Start of RECORDS

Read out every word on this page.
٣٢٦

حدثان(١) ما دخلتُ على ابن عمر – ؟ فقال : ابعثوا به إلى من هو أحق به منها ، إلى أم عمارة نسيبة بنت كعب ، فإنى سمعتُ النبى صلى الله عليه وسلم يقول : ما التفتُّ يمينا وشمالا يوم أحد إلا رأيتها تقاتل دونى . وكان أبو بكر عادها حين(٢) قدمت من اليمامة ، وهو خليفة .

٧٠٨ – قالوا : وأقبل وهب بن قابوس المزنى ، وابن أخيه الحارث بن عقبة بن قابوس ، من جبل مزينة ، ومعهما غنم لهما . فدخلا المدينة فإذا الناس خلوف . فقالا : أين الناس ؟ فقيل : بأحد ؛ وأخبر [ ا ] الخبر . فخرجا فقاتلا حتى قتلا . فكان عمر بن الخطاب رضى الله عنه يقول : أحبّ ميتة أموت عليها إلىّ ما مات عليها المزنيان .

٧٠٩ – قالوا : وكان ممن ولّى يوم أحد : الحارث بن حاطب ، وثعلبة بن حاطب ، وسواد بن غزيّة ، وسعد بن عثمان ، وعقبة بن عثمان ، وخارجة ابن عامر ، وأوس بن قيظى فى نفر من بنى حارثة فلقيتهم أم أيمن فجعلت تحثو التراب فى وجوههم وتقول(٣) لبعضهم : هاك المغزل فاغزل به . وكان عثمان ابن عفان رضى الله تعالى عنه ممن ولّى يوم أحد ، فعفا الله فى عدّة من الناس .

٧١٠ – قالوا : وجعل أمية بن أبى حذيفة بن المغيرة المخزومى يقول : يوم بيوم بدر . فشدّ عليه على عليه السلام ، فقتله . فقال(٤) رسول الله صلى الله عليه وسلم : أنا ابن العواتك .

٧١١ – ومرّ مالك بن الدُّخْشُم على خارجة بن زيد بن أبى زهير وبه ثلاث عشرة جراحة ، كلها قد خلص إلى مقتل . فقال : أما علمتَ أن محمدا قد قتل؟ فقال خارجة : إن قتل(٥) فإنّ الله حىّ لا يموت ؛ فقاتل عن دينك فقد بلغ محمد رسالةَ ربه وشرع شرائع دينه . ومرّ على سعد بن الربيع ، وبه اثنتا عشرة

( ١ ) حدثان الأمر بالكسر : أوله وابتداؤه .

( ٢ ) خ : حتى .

End of RECORDS

SET TASK
Write all of the records out again exactly.

EXERCISE RESULT
Read out every word on this page.
٣٢٦

حدثان(١) ما دخلتُ على ابن عمر – ؟ فقال : ابعثوا به إلى من هو أحق به منها ، إلى أم عمارة نسيبة بنت كعب ، فإنى سمعتُ النبى صلى الله عليه وسلم يقول : ما التفتُّ يمينا وشمالا يوم أحد إلا رأيتها تقاتل دونى . وكان أبو بكر عادها حين(٢) قدمت من اليمامة ، وهو خليفة .

٧٠٨ – قالوا : وأقبل وهب بن قابوس المزنى ، وابن أخيه الحارث بن عقبة بن قابوس ، من جبل مزينة ، ومعهما غنم لهما . فدخلا المدينة فإذا الناس خلوف . فقالا : أين الناس ؟ فقيل : بأحد ؛ وأخبر [ ا ] الخبر . فخرجا فقاتلا حتى قتلا . فكان عمر بن الخطاب رضى الله عنه يقول : أحبّ ميتة أموت عليها إلىّ ما مات عليها المزنيان .

٧٠٩ – قالوا : وكان ممن ولّى يوم أحد : الحارث بن حاطب ، وثعلبة بن حاطب ، وسواد بن غزيّة ، وسعد بن عثمان ، وعقبة بن عثمان ، وخارجة ابن عامر ، وأوس بن قيظى فى نفر من بنى حارثة فلقيتهم أم أيمن فجعلت تحثو التراب فى وجوههم وتقول(٣) لبعضهم : هاك المغزل فاغزل به . وكان عثمان ابن عفان رضى الله تعالى عنه ممن ولّى يوم أحد ، فعفا الله فى عدّة من الناس .

٧١٠ – قالوا : وجعل أمية بن أبى حذيفة بن المغيرة المخزومى يقول : يوم بيوم بدر . فشدّ عليه على عليه السلام ، فقتله . فقال(٤) رسول الله صلى الله عليه وسلم : أنا ابن العواتك .

٧١١ – ومرّ مالك بن الدُّخْشُم على خارجة بن زيد بن أبى زهير وبه ثلاث عشرة جراحة ، كلها قد خلص إلى مقتل . فقال : أما علمتَ أن محمدا قد قتل؟ فقال خارجة : إن قتل(٥) فإنّ الله حىّ لا يموت ؛ فقاتل عن دينك فقد بلغ محمد رسالةَ ربه وشرع شرائع دينه . ومرّ على سعد بن الربيع ، وبه اثنتا عشرة

( ١ ) حدثان الأمر بالكسر : أوله وابتداؤه .

( ٢ ) خ : حتى .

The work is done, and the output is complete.